REQUIREMENTS >> Give the data below again, word for word.
start GIVEN DATA
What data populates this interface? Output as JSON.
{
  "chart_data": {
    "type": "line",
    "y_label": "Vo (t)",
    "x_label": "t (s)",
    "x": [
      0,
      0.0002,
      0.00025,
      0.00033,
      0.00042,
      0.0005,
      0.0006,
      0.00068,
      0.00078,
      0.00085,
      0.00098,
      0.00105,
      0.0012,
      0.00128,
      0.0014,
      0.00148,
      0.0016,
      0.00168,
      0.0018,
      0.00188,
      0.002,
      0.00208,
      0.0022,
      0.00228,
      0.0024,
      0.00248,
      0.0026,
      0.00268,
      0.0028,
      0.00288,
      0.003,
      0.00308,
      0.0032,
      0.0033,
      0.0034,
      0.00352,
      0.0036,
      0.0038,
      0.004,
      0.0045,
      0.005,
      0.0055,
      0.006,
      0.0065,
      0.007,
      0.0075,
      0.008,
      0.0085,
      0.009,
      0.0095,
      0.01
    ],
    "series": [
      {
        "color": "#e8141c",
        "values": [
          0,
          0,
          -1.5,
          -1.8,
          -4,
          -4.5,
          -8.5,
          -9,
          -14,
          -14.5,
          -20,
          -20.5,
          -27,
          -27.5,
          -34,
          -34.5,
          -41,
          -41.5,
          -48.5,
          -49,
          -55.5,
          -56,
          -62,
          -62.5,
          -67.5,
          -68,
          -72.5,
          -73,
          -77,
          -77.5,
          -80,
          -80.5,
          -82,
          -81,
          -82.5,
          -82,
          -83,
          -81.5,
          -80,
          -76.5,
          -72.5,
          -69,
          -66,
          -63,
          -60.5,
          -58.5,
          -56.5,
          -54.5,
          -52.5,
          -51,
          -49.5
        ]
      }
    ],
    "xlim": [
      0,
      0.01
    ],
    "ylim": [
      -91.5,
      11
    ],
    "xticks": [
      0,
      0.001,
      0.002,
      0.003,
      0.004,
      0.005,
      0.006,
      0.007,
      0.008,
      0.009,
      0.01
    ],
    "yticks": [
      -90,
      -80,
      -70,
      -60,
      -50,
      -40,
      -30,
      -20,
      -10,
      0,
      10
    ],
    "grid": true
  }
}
end GIVEN DATA
RESULT >>
What data populates this interface? Output as JSON.
{
  "chart_data": {
    "type": "line",
    "y_label": "Vo (t)",
    "x_label": "t (s)",
    "x": [
      0,
      0.0002,
      0.00025,
      0.00033,
      0.00042,
      0.0005,
      0.0006,
      0.00068,
      0.00078,
      0.00085,
      0.00098,
      0.00105,
      0.0012,
      0.00128,
      0.0014,
      0.00148,
      0.0016,
      0.00168,
      0.0018,
      0.00188,
      0.002,
      0.00208,
      0.0022,
      0.00228,
      0.0024,
      0.00248,
      0.0026,
      0.00268,
      0.0028,
      0.00288,
      0.003,
      0.00308,
      0.0032,
      0.0033,
      0.0034,
      0.00352,
      0.0036,
      0.0038,
      0.004,
      0.0045,
      0.005,
      0.0055,
      0.006,
      0.0065,
      0.007,
      0.0075,
      0.008,
      0.0085,
      0.009,
      0.0095,
      0.01
    ],
    "series": [
      {
        "color": "#e8141c",
        "values": [
          0,
          0,
          -1.5,
          -1.8,
          -4,
          -4.5,
          -8.5,
          -9,
          -14,
          -14.5,
          -20,
          -20.5,
          -27,
          -27.5,
          -34,
          -34.5,
          -41,
          -41.5,
          -48.5,
          -49,
          -55.5,
          -56,
          -62,
          -62.5,
          -67.5,
          -68,
          -72.5,
          -73,
          -77,
          -77.5,
          -80,
          -80.5,
          -82,
          -81,
          -82.5,
          -82,
          -83,
          -81.5,
          -80,
          -76.5,
          -72.5,
          -69,
          -66,
          -63,
          -60.5,
          -58.5,
          -56.5,
          -54.5,
          -52.5,
          -51,
          -49.5
        ]
      }
    ],
    "xlim": [
      0,
      0.01
    ],
    "ylim": [
      -91.5,
      11
    ],
    "xticks": [
      0,
      0.001,
      0.002,
      0.003,
      0.004,
      0.005,
      0.006,
      0.007,
      0.008,
      0.009,
      0.01
    ],
    "yticks": [
      -90,
      -80,
      -70,
      -60,
      -50,
      -40,
      -30,
      -20,
      -10,
      0,
      10
    ],
    "grid": true
  }
}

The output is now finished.